Data records
------------------------------

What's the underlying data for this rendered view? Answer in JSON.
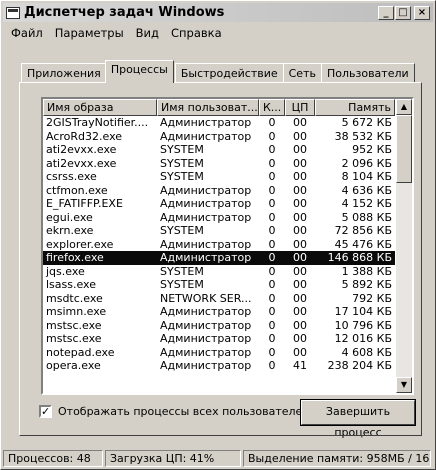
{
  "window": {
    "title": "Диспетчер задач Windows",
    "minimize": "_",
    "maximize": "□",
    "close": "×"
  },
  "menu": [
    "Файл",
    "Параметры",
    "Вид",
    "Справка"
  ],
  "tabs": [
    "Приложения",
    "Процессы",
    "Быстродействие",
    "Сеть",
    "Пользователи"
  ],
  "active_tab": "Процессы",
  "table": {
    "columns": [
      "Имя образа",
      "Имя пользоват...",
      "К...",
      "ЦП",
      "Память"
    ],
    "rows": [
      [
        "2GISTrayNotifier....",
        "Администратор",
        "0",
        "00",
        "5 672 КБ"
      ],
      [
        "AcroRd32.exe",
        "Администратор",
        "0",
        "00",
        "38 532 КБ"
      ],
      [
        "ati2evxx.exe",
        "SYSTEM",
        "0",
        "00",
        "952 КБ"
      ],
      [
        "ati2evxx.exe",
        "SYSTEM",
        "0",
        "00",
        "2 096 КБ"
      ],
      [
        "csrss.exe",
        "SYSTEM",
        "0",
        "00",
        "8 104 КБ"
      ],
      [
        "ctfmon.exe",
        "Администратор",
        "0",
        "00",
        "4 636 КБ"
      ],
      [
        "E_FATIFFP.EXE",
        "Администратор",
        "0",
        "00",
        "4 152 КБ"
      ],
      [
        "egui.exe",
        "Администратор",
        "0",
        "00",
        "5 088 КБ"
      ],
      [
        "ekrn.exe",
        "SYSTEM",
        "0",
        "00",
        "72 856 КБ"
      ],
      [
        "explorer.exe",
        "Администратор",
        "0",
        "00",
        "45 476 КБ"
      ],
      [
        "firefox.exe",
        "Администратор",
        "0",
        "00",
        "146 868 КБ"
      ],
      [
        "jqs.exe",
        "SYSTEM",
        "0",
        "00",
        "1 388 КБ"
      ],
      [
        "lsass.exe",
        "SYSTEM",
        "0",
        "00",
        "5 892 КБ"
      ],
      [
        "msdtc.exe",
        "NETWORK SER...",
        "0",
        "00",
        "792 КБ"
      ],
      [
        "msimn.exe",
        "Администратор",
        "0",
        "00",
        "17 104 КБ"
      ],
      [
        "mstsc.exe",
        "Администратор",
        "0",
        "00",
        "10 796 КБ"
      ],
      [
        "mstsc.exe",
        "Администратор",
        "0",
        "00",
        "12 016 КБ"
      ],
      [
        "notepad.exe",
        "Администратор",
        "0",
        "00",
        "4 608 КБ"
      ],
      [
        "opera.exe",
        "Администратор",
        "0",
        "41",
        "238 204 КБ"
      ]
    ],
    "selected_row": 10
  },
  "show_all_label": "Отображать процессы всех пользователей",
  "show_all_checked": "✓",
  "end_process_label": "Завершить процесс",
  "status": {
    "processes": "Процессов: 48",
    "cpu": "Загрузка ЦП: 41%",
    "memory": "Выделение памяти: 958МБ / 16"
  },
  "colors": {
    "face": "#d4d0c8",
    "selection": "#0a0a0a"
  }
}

------------------------------

### PROMPT
Print the complete listing exactly, apart from any pictures.

### WORKED SOLUTION
What's the underlying data for this rendered view? Answer in JSON.
{
  "window": {
    "title": "Диспетчер задач Windows",
    "minimize": "_",
    "maximize": "□",
    "close": "×"
  },
  "menu": [
    "Файл",
    "Параметры",
    "Вид",
    "Справка"
  ],
  "tabs": [
    "Приложения",
    "Процессы",
    "Быстродействие",
    "Сеть",
    "Пользователи"
  ],
  "active_tab": "Процессы",
  "table": {
    "columns": [
      "Имя образа",
      "Имя пользоват...",
      "К...",
      "ЦП",
      "Память"
    ],
    "rows": [
      [
        "2GISTrayNotifier....",
        "Администратор",
        "0",
        "00",
        "5 672 КБ"
      ],
      [
        "AcroRd32.exe",
        "Администратор",
        "0",
        "00",
        "38 532 КБ"
      ],
      [
        "ati2evxx.exe",
        "SYSTEM",
        "0",
        "00",
        "952 КБ"
      ],
      [
        "ati2evxx.exe",
        "SYSTEM",
        "0",
        "00",
        "2 096 КБ"
      ],
      [
        "csrss.exe",
        "SYSTEM",
        "0",
        "00",
        "8 104 КБ"
      ],
      [
        "ctfmon.exe",
        "Администратор",
        "0",
        "00",
        "4 636 КБ"
      ],
      [
        "E_FATIFFP.EXE",
        "Администратор",
        "0",
        "00",
        "4 152 КБ"
      ],
      [
        "egui.exe",
        "Администратор",
        "0",
        "00",
        "5 088 КБ"
      ],
      [
        "ekrn.exe",
        "SYSTEM",
        "0",
        "00",
        "72 856 КБ"
      ],
      [
        "explorer.exe",
        "Администратор",
        "0",
        "00",
        "45 476 КБ"
      ],
      [
        "firefox.exe",
        "Администратор",
        "0",
        "00",
        "146 868 КБ"
      ],
      [
        "jqs.exe",
        "SYSTEM",
        "0",
        "00",
        "1 388 КБ"
      ],
      [
        "lsass.exe",
        "SYSTEM",
        "0",
        "00",
        "5 892 КБ"
      ],
      [
        "msdtc.exe",
        "NETWORK SER...",
        "0",
        "00",
        "792 КБ"
      ],
      [
        "msimn.exe",
        "Администратор",
        "0",
        "00",
        "17 104 КБ"
      ],
      [
        "mstsc.exe",
        "Администратор",
        "0",
        "00",
        "10 796 КБ"
      ],
      [
        "mstsc.exe",
        "Администратор",
        "0",
        "00",
        "12 016 КБ"
      ],
      [
        "notepad.exe",
        "Администратор",
        "0",
        "00",
        "4 608 КБ"
      ],
      [
        "opera.exe",
        "Администратор",
        "0",
        "41",
        "238 204 КБ"
      ]
    ],
    "selected_row": 10
  },
  "show_all_label": "Отображать процессы всех пользователей",
  "show_all_checked": "✓",
  "end_process_label": "Завершить процесс",
  "status": {
    "processes": "Процессов: 48",
    "cpu": "Загрузка ЦП: 41%",
    "memory": "Выделение памяти: 958МБ / 16"
  },
  "colors": {
    "face": "#d4d0c8",
    "selection": "#0a0a0a"
  }
}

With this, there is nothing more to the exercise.